Short task: Scan the data below. Pull out each line where "nьное" occurs.
* * *
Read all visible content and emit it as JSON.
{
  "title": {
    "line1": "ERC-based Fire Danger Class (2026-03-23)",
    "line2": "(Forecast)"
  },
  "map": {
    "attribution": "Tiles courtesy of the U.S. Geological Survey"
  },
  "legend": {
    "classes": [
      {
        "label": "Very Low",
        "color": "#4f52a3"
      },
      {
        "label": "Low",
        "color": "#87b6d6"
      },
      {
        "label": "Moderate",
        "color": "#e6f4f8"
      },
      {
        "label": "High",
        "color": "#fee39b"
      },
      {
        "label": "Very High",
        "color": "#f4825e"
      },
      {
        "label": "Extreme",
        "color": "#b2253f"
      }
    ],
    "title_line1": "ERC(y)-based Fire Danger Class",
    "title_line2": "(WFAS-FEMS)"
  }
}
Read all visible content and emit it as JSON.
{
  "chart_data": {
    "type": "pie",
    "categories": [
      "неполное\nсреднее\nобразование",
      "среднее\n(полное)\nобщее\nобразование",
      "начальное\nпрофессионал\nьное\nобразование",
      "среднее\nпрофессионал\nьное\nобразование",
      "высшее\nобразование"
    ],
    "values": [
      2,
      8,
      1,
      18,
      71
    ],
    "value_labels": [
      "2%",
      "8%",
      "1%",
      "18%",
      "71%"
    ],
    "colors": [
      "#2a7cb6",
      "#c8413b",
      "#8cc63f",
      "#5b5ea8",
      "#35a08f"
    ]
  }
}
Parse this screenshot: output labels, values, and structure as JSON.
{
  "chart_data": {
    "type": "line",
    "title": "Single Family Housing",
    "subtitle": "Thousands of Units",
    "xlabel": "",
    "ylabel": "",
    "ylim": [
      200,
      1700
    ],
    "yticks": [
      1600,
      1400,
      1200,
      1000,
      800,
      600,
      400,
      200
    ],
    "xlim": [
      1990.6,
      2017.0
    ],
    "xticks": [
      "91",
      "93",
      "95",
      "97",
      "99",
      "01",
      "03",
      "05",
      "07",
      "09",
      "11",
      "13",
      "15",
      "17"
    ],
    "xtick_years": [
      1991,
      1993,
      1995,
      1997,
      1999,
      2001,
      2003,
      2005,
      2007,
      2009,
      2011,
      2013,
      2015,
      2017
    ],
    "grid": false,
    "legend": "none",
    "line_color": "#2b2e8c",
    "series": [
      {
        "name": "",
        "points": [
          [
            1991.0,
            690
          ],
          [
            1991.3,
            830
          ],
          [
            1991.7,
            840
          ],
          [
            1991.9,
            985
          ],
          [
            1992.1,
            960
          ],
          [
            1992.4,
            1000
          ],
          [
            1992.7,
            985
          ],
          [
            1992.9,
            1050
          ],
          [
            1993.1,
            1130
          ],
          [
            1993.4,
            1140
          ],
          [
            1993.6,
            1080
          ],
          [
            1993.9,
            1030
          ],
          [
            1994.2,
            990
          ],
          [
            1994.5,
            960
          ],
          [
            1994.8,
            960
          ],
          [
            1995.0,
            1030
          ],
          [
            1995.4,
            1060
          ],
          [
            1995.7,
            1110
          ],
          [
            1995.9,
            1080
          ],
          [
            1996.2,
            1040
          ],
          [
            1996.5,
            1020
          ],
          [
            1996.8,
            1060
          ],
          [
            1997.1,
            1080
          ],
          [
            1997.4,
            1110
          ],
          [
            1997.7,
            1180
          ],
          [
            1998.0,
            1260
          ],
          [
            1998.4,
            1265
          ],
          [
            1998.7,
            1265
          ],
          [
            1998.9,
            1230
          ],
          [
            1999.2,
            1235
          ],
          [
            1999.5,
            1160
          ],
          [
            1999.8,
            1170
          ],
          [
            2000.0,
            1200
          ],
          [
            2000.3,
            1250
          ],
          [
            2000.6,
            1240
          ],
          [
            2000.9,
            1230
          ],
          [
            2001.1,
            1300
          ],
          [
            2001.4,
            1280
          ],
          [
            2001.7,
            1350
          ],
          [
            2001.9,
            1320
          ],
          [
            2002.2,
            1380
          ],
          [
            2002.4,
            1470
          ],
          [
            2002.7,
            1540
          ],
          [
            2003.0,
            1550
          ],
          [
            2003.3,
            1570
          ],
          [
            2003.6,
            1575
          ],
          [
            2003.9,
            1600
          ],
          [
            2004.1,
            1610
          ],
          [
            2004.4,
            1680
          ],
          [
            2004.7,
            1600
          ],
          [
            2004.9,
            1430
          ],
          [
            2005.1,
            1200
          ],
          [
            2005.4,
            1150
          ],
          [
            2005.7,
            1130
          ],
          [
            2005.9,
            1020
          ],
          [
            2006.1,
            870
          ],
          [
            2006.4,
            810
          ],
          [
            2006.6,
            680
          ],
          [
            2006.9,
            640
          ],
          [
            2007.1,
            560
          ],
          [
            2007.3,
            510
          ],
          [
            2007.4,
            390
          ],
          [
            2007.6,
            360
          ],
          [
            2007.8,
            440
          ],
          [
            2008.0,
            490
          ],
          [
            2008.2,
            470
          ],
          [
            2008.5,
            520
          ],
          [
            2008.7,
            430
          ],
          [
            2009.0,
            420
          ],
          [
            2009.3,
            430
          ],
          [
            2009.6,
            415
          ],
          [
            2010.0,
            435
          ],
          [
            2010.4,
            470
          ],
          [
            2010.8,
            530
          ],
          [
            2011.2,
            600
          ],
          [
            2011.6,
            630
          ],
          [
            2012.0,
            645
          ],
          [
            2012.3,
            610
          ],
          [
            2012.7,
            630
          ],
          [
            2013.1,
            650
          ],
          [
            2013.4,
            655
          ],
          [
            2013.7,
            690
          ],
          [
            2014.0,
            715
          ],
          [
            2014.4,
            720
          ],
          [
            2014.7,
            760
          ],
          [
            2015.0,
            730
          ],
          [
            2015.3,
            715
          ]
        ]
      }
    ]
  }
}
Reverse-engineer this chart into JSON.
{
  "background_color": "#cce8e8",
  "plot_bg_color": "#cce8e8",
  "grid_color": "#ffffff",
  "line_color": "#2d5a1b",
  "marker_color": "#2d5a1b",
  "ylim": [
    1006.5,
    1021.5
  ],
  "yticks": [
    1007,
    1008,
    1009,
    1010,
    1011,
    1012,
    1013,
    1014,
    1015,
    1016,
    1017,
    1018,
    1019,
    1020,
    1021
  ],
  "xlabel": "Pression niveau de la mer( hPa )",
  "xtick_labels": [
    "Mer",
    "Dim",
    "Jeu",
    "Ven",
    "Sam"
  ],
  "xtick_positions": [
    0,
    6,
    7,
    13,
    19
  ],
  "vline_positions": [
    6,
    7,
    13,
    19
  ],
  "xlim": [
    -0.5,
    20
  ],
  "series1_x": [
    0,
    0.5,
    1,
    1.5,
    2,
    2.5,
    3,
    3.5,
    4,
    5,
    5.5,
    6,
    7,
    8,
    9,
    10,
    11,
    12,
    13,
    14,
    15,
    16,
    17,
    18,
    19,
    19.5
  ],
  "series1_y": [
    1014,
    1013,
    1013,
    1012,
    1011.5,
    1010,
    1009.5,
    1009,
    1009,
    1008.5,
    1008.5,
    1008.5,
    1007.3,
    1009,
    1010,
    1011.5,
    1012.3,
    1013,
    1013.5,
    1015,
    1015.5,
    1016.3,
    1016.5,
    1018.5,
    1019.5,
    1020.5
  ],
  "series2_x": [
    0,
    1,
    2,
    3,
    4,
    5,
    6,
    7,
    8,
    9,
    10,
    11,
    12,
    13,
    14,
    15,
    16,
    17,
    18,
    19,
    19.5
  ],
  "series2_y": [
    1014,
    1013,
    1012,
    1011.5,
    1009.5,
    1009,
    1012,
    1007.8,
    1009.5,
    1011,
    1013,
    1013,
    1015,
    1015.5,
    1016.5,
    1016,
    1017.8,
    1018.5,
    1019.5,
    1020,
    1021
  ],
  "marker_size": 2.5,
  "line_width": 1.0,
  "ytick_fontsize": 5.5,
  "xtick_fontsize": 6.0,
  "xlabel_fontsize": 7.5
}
* * *
Exercise response:
      "начальное\nпрофессионал\nьное\nобразование",
      "среднее\nпрофессионал\nьное\nобразование",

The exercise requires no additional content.